Exercise prompt:
Quote all of the data exactly as given. Skip every picture it contains.

◇ ◇ ◇ ◇

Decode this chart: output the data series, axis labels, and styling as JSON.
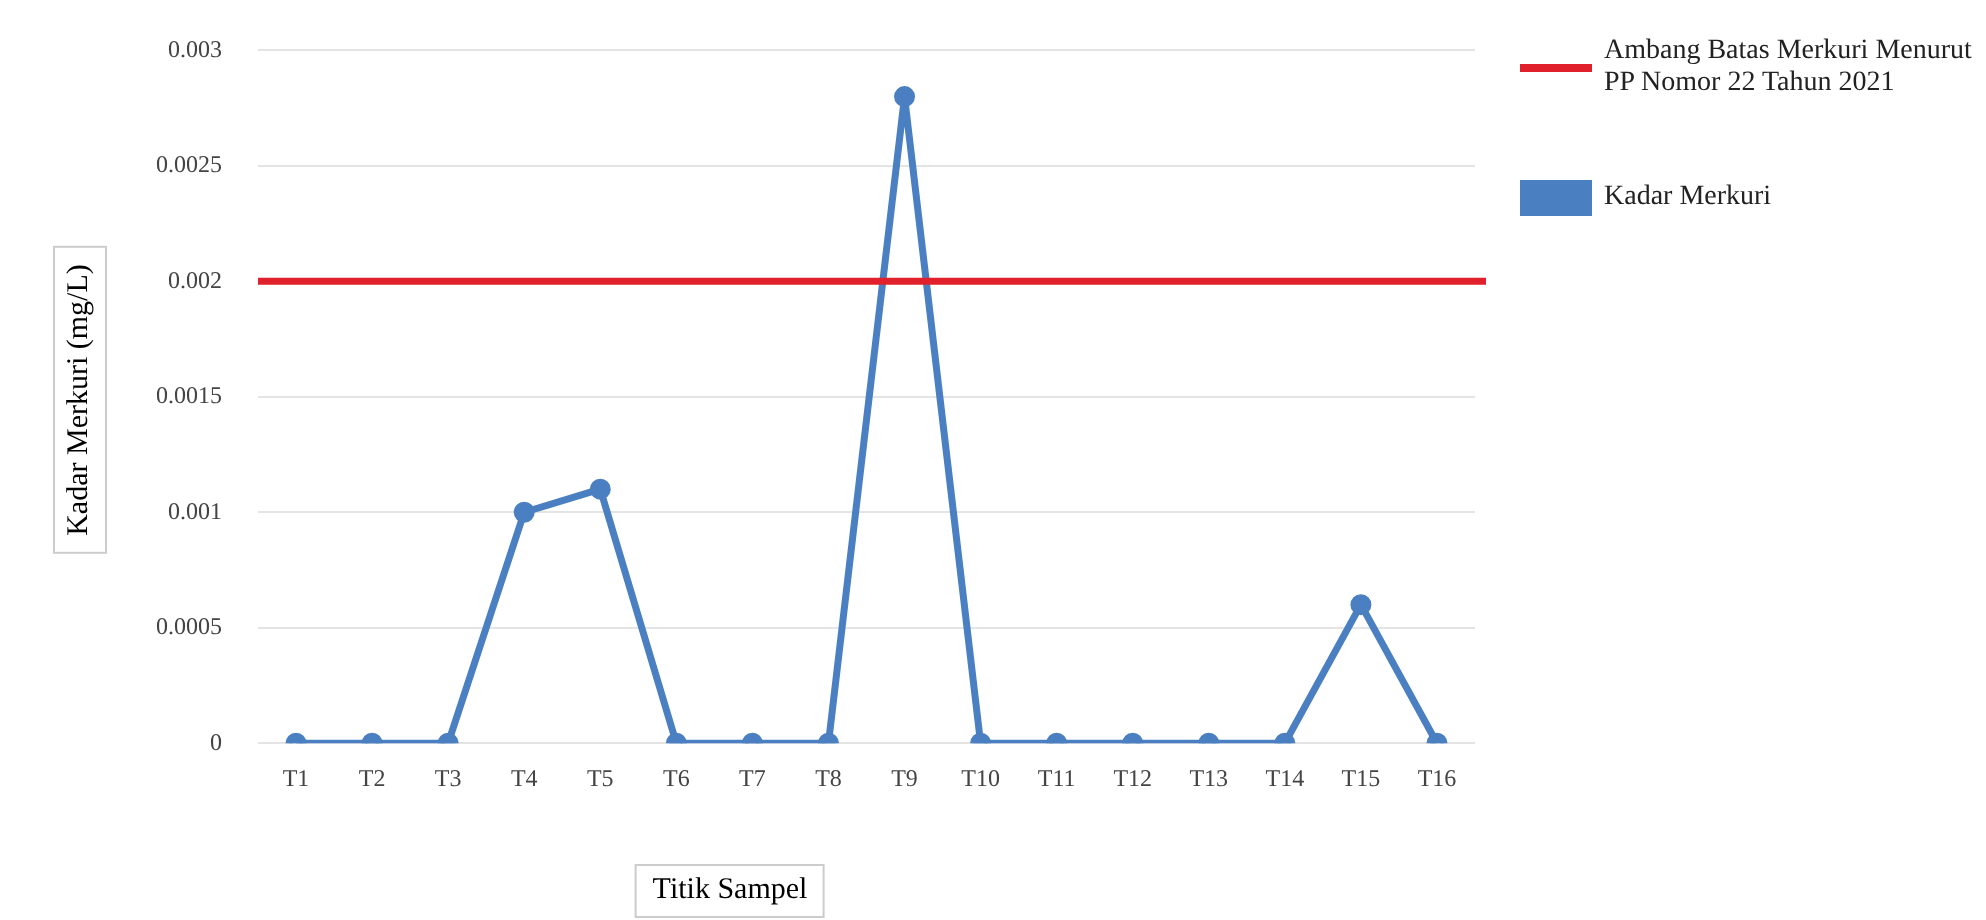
{
  "chart_data": {
    "type": "line",
    "xlabel": "Titik Sampel",
    "ylabel": "Kadar Merkuri (mg/L)",
    "categories": [
      "T1",
      "T2",
      "T3",
      "T4",
      "T5",
      "T6",
      "T7",
      "T8",
      "T9",
      "T10",
      "T11",
      "T12",
      "T13",
      "T14",
      "T15",
      "T16"
    ],
    "series": [
      {
        "name": "Kadar Merkuri",
        "color": "#4a7fc1",
        "values": [
          0,
          0,
          0,
          0.001,
          0.0011,
          0,
          0,
          0,
          0.0028,
          0,
          0,
          0,
          0,
          0,
          0.0006,
          0
        ]
      }
    ],
    "ref_lines": [
      {
        "axis": "y",
        "value": 0.002,
        "label": "Ambang Batas Merkuri Menurut PP Nomor 22 Tahun 2021",
        "color": "#e0202a"
      }
    ],
    "ylim": [
      0,
      0.003
    ],
    "yticks": [
      0,
      0.0005,
      0.001,
      0.0015,
      0.002,
      0.0025,
      0.003
    ],
    "grid": "y",
    "legend": "right",
    "marker": "circle"
  }
}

◇ ◇ ◇ ◇

Completed task:
Decode this chart: output the data series, axis labels, and styling as JSON.
{
  "chart_data": {
    "type": "line",
    "xlabel": "Titik Sampel",
    "ylabel": "Kadar Merkuri (mg/L)",
    "categories": [
      "T1",
      "T2",
      "T3",
      "T4",
      "T5",
      "T6",
      "T7",
      "T8",
      "T9",
      "T10",
      "T11",
      "T12",
      "T13",
      "T14",
      "T15",
      "T16"
    ],
    "series": [
      {
        "name": "Kadar Merkuri",
        "color": "#4a7fc1",
        "values": [
          0,
          0,
          0,
          0.001,
          0.0011,
          0,
          0,
          0,
          0.0028,
          0,
          0,
          0,
          0,
          0,
          0.0006,
          0
        ]
      }
    ],
    "ref_lines": [
      {
        "axis": "y",
        "value": 0.002,
        "label": "Ambang Batas Merkuri Menurut PP Nomor 22 Tahun 2021",
        "color": "#e0202a"
      }
    ],
    "ylim": [
      0,
      0.003
    ],
    "yticks": [
      0,
      0.0005,
      0.001,
      0.0015,
      0.002,
      0.0025,
      0.003
    ],
    "grid": "y",
    "legend": "right",
    "marker": "circle"
  }
}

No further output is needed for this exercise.